[Instructions for the task]: Copy every line of the data that contains the string "different".

● ● ●

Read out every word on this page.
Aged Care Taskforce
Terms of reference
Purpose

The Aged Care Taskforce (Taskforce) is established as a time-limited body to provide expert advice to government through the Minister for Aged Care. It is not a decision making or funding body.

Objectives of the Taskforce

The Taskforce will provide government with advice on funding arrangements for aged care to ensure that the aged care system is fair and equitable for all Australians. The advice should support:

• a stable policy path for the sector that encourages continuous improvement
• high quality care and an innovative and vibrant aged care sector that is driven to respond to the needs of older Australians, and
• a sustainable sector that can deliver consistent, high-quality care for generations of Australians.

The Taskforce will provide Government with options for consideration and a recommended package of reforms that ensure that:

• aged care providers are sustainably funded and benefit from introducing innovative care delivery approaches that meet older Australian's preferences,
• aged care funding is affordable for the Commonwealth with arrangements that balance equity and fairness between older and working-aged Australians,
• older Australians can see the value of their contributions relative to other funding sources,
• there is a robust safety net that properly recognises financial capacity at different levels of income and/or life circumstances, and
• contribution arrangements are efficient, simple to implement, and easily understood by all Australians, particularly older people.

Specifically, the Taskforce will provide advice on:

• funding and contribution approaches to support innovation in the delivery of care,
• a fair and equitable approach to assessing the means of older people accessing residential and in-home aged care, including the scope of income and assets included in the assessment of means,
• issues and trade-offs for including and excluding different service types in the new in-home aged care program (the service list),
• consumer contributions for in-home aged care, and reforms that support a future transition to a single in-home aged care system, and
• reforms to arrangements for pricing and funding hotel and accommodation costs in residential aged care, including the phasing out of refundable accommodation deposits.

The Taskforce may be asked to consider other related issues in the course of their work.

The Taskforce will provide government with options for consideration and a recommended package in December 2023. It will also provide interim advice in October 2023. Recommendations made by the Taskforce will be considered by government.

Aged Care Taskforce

● ● ●

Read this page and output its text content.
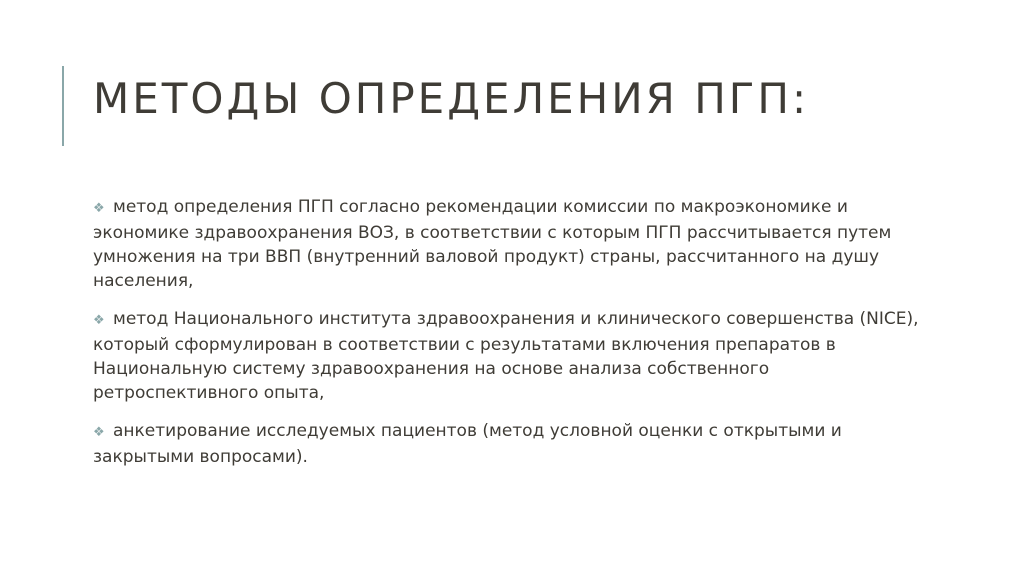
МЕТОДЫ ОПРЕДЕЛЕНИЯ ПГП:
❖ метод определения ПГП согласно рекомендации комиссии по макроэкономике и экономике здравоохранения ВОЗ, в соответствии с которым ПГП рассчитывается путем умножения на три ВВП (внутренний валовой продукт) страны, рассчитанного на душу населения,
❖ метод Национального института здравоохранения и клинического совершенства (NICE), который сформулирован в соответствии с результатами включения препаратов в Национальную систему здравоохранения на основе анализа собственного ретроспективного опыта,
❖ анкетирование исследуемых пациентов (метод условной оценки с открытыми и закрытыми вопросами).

● ● ●

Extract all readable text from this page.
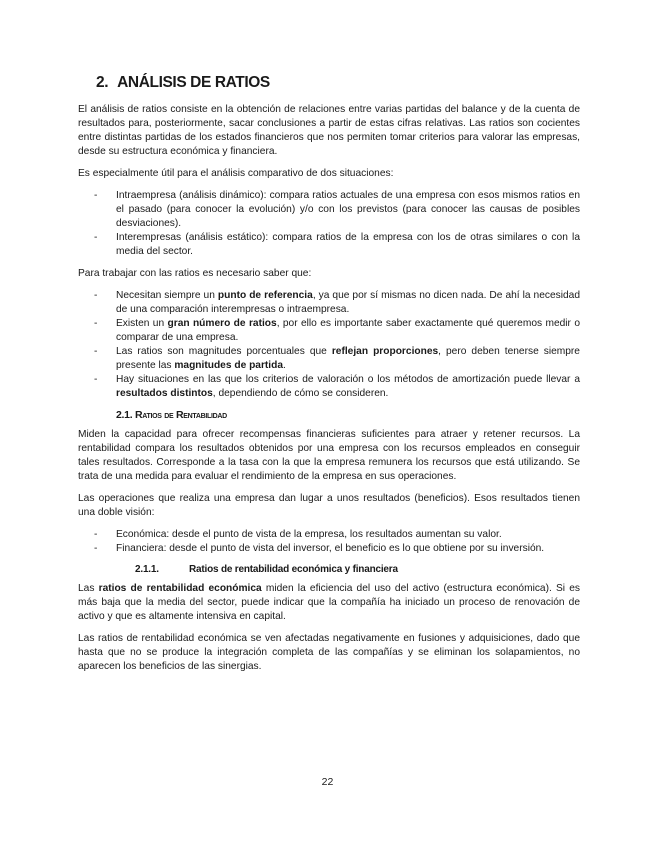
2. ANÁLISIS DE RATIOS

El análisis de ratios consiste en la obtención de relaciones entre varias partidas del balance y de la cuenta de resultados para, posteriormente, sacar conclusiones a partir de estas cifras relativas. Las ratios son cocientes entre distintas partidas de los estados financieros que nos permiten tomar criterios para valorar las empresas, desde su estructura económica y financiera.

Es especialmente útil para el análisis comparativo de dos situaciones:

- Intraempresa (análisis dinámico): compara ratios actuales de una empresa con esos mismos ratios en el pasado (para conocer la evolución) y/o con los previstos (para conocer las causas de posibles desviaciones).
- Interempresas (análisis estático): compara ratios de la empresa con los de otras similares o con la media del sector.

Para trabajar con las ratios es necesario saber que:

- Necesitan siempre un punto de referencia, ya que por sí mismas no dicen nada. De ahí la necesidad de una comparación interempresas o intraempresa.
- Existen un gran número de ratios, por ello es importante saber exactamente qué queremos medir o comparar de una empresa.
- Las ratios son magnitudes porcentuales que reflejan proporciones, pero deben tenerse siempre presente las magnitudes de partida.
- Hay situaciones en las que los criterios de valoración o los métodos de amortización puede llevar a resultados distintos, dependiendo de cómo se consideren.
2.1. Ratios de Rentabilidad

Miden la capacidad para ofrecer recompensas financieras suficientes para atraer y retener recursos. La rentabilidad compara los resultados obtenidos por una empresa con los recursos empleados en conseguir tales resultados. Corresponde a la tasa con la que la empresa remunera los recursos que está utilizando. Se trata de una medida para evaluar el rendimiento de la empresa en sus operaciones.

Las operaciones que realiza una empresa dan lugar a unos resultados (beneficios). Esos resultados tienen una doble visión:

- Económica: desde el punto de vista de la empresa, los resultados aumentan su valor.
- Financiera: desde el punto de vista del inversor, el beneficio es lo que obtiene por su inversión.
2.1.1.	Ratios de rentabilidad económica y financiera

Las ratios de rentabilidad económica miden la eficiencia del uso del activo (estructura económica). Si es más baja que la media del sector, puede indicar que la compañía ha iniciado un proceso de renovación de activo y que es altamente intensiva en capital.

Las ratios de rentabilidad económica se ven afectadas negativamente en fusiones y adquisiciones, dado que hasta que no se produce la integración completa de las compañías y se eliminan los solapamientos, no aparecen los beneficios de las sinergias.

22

● ● ●

[Expected answer]:
• there is a robust safety net that properly recognises financial capacity at different levels of income and/or life circumstances, and
• issues and trade-offs for including and excluding different service types in the new in-home aged care program (the service list),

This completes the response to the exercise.